* THE EXERCISE:
Every entry that follows should be reproduced exactly.

— Begin INPUT FOR THIS TASK —

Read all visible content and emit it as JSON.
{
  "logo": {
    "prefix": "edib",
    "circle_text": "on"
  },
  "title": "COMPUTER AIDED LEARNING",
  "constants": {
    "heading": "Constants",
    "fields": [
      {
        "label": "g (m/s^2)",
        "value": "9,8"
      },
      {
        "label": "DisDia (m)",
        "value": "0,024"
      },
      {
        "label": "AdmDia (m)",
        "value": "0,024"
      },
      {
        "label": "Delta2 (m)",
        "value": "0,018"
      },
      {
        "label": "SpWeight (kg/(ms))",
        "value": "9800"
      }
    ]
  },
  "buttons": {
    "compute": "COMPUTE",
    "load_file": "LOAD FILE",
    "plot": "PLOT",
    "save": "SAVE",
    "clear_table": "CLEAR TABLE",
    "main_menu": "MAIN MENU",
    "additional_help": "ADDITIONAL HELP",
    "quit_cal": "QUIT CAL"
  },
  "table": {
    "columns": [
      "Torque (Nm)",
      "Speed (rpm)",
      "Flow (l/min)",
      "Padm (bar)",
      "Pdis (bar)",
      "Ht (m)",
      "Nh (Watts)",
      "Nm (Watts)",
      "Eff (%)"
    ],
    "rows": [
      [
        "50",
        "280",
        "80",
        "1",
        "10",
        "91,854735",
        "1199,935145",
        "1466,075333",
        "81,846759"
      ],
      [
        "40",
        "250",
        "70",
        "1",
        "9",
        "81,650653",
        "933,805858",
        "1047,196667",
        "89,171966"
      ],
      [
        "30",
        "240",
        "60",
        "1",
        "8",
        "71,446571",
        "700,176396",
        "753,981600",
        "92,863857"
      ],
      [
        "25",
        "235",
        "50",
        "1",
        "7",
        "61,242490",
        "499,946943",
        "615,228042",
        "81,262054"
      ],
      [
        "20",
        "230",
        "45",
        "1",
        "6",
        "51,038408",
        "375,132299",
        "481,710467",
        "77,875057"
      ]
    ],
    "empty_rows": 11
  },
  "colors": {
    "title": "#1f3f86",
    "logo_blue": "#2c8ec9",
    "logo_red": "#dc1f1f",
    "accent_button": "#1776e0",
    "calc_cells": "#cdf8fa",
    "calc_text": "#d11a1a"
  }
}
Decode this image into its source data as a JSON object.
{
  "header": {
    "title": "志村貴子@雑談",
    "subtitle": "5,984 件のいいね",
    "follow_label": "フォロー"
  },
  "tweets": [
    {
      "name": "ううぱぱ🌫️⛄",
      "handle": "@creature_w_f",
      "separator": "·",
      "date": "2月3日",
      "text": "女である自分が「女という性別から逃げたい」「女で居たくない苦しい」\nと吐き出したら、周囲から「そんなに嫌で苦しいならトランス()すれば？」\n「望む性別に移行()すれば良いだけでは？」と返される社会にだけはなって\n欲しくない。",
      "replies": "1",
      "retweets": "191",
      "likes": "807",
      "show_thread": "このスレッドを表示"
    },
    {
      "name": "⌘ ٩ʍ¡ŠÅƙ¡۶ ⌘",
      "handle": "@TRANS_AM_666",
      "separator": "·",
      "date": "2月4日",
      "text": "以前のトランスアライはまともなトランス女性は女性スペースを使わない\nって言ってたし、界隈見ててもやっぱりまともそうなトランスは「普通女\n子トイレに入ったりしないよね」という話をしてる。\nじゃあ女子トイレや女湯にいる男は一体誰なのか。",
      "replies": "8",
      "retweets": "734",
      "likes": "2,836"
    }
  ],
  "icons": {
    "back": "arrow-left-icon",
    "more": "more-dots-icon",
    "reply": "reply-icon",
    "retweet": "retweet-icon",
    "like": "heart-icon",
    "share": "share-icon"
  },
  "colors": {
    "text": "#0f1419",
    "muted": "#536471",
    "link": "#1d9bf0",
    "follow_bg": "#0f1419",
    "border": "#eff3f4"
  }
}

— End INPUT FOR THIS TASK —

* SOLUTION TO THIS PROBLEM:
Read all visible content and emit it as JSON.
{
  "logo": {
    "prefix": "edib",
    "circle_text": "on"
  },
  "title": "COMPUTER AIDED LEARNING",
  "constants": {
    "heading": "Constants",
    "fields": [
      {
        "label": "g (m/s^2)",
        "value": "9,8"
      },
      {
        "label": "DisDia (m)",
        "value": "0,024"
      },
      {
        "label": "AdmDia (m)",
        "value": "0,024"
      },
      {
        "label": "Delta2 (m)",
        "value": "0,018"
      },
      {
        "label": "SpWeight (kg/(ms))",
        "value": "9800"
      }
    ]
  },
  "buttons": {
    "compute": "COMPUTE",
    "load_file": "LOAD FILE",
    "plot": "PLOT",
    "save": "SAVE",
    "clear_table": "CLEAR TABLE",
    "main_menu": "MAIN MENU",
    "additional_help": "ADDITIONAL HELP",
    "quit_cal": "QUIT CAL"
  },
  "table": {
    "columns": [
      "Torque (Nm)",
      "Speed (rpm)",
      "Flow (l/min)",
      "Padm (bar)",
      "Pdis (bar)",
      "Ht (m)",
      "Nh (Watts)",
      "Nm (Watts)",
      "Eff (%)"
    ],
    "rows": [
      [
        "50",
        "280",
        "80",
        "1",
        "10",
        "91,854735",
        "1199,935145",
        "1466,075333",
        "81,846759"
      ],
      [
        "40",
        "250",
        "70",
        "1",
        "9",
        "81,650653",
        "933,805858",
        "1047,196667",
        "89,171966"
      ],
      [
        "30",
        "240",
        "60",
        "1",
        "8",
        "71,446571",
        "700,176396",
        "753,981600",
        "92,863857"
      ],
      [
        "25",
        "235",
        "50",
        "1",
        "7",
        "61,242490",
        "499,946943",
        "615,228042",
        "81,262054"
      ],
      [
        "20",
        "230",
        "45",
        "1",
        "6",
        "51,038408",
        "375,132299",
        "481,710467",
        "77,875057"
      ]
    ],
    "empty_rows": 11
  },
  "colors": {
    "title": "#1f3f86",
    "logo_blue": "#2c8ec9",
    "logo_red": "#dc1f1f",
    "accent_button": "#1776e0",
    "calc_cells": "#cdf8fa",
    "calc_text": "#d11a1a"
  }
}
Decode this image into its source data as a JSON object.
{
  "header": {
    "title": "志村貴子@雑談",
    "subtitle": "5,984 件のいいね",
    "follow_label": "フォロー"
  },
  "tweets": [
    {
      "name": "ううぱぱ🌫️⛄",
      "handle": "@creature_w_f",
      "separator": "·",
      "date": "2月3日",
      "text": "女である自分が「女という性別から逃げたい」「女で居たくない苦しい」\nと吐き出したら、周囲から「そんなに嫌で苦しいならトランス()すれば？」\n「望む性別に移行()すれば良いだけでは？」と返される社会にだけはなって\n欲しくない。",
      "replies": "1",
      "retweets": "191",
      "likes": "807",
      "show_thread": "このスレッドを表示"
    },
    {
      "name": "⌘ ٩ʍ¡ŠÅƙ¡۶ ⌘",
      "handle": "@TRANS_AM_666",
      "separator": "·",
      "date": "2月4日",
      "text": "以前のトランスアライはまともなトランス女性は女性スペースを使わない\nって言ってたし、界隈見ててもやっぱりまともそうなトランスは「普通女\n子トイレに入ったりしないよね」という話をしてる。\nじゃあ女子トイレや女湯にいる男は一体誰なのか。",
      "replies": "8",
      "retweets": "734",
      "likes": "2,836"
    }
  ],
  "icons": {
    "back": "arrow-left-icon",
    "more": "more-dots-icon",
    "reply": "reply-icon",
    "retweet": "retweet-icon",
    "like": "heart-icon",
    "share": "share-icon"
  },
  "colors": {
    "text": "#0f1419",
    "muted": "#536471",
    "link": "#1d9bf0",
    "follow_bg": "#0f1419",
    "border": "#eff3f4"
  }
}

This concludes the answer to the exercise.